Extracts from a graphics dataset:
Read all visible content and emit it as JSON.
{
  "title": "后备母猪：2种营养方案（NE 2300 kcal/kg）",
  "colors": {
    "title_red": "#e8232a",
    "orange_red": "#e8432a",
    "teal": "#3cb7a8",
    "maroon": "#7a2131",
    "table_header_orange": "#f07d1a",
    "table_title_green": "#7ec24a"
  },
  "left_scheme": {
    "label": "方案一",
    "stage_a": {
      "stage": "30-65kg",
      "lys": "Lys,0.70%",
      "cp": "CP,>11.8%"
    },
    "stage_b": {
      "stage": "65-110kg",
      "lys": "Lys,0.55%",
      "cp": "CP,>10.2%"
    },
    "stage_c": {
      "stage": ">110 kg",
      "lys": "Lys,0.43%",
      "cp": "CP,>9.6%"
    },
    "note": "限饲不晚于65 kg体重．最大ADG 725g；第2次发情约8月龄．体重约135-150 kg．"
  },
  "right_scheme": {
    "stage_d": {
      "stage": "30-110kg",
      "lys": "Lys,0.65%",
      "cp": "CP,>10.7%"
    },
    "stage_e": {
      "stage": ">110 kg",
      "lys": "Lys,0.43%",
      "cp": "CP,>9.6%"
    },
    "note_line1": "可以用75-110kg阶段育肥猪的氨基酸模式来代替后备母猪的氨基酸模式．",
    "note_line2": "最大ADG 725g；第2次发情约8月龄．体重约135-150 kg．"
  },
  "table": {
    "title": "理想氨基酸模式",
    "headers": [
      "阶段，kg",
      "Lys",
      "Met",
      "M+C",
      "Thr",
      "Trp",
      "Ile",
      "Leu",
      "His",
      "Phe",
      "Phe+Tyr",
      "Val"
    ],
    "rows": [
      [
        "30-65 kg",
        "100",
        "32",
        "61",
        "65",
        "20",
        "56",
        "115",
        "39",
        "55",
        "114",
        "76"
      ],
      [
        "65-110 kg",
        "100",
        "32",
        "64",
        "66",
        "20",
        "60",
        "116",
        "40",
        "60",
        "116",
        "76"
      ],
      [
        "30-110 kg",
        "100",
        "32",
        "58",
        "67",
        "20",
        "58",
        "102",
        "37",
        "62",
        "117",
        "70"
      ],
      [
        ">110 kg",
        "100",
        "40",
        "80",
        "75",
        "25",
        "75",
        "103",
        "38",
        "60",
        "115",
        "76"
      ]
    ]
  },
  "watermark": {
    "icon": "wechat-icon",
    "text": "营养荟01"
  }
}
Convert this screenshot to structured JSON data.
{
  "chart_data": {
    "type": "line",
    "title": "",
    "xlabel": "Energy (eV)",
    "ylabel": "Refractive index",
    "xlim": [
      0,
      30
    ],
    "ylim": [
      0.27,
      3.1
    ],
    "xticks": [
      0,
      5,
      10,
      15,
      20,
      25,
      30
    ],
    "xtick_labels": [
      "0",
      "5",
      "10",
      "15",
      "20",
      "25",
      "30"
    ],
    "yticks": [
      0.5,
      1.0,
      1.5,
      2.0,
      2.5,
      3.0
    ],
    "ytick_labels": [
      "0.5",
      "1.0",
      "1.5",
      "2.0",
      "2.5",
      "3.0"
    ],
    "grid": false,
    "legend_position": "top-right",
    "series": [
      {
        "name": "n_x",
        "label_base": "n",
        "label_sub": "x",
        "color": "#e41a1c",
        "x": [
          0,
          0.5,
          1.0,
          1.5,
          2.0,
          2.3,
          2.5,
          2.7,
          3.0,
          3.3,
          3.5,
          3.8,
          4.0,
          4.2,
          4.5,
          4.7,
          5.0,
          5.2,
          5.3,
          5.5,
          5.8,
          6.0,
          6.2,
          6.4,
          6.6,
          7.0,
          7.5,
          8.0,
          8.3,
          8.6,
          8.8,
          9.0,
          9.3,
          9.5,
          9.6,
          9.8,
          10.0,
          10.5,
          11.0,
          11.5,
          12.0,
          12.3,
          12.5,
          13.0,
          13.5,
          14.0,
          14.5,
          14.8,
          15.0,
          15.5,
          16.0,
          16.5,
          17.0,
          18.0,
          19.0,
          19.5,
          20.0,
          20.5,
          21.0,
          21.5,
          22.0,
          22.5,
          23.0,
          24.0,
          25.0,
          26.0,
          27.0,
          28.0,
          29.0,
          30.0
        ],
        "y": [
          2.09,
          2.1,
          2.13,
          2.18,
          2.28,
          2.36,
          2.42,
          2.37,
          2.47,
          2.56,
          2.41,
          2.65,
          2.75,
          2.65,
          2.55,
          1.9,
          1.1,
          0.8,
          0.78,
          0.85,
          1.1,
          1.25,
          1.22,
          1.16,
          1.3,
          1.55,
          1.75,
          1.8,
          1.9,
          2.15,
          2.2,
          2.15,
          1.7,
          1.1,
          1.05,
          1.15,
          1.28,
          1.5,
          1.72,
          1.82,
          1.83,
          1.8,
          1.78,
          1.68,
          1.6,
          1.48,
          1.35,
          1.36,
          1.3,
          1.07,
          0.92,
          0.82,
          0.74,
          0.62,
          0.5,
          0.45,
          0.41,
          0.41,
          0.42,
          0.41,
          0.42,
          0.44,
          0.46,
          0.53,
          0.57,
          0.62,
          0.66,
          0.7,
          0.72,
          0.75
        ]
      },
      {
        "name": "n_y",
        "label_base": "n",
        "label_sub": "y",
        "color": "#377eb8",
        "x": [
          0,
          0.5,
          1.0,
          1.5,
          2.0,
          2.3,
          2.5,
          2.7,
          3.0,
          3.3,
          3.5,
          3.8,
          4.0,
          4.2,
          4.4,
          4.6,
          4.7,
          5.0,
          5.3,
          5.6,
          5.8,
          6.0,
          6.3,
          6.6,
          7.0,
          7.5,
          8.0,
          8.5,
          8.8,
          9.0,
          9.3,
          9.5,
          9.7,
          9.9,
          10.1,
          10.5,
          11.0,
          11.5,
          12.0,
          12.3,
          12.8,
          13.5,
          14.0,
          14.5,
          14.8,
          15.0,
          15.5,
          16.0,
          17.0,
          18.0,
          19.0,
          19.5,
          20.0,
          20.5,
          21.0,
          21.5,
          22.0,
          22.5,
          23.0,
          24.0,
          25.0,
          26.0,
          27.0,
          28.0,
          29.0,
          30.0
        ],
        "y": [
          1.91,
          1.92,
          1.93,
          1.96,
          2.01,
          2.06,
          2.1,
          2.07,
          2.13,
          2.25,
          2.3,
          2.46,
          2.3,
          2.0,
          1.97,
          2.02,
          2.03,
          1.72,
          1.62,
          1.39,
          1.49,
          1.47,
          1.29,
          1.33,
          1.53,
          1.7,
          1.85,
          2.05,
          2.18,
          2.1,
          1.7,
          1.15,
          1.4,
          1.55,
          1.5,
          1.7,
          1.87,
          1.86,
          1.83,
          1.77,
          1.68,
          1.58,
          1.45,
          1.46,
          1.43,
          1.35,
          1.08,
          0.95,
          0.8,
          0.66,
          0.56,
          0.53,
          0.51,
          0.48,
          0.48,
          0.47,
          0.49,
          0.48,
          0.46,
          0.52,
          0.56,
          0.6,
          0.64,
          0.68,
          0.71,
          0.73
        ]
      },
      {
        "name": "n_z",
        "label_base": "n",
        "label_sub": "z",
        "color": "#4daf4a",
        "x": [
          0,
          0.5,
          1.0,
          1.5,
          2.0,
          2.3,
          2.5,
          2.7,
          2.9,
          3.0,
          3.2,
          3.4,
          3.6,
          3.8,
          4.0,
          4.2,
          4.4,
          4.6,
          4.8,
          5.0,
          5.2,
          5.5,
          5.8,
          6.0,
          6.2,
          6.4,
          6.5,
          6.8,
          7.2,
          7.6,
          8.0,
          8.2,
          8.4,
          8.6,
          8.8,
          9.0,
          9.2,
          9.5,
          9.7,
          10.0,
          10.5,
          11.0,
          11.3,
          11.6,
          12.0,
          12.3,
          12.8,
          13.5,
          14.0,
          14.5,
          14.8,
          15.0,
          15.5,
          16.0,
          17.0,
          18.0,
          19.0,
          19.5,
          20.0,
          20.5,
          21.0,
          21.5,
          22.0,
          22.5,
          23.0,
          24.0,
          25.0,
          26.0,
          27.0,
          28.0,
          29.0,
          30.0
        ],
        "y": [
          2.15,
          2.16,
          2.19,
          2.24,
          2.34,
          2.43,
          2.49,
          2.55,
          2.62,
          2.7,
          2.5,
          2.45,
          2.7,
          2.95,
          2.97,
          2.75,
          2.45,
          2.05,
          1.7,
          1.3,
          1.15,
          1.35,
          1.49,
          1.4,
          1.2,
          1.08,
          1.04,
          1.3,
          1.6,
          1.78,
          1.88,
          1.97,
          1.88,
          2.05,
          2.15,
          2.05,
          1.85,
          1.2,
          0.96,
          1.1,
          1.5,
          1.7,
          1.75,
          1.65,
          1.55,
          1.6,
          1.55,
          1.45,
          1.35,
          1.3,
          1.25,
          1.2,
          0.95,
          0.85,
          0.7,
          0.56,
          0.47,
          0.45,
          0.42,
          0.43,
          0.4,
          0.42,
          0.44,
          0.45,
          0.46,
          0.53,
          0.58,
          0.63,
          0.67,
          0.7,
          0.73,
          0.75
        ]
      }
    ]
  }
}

> **PROMPT**:
Give only the number of lines in the records that contain the string "JSON".

> **WRITTEN ANSWER**:
2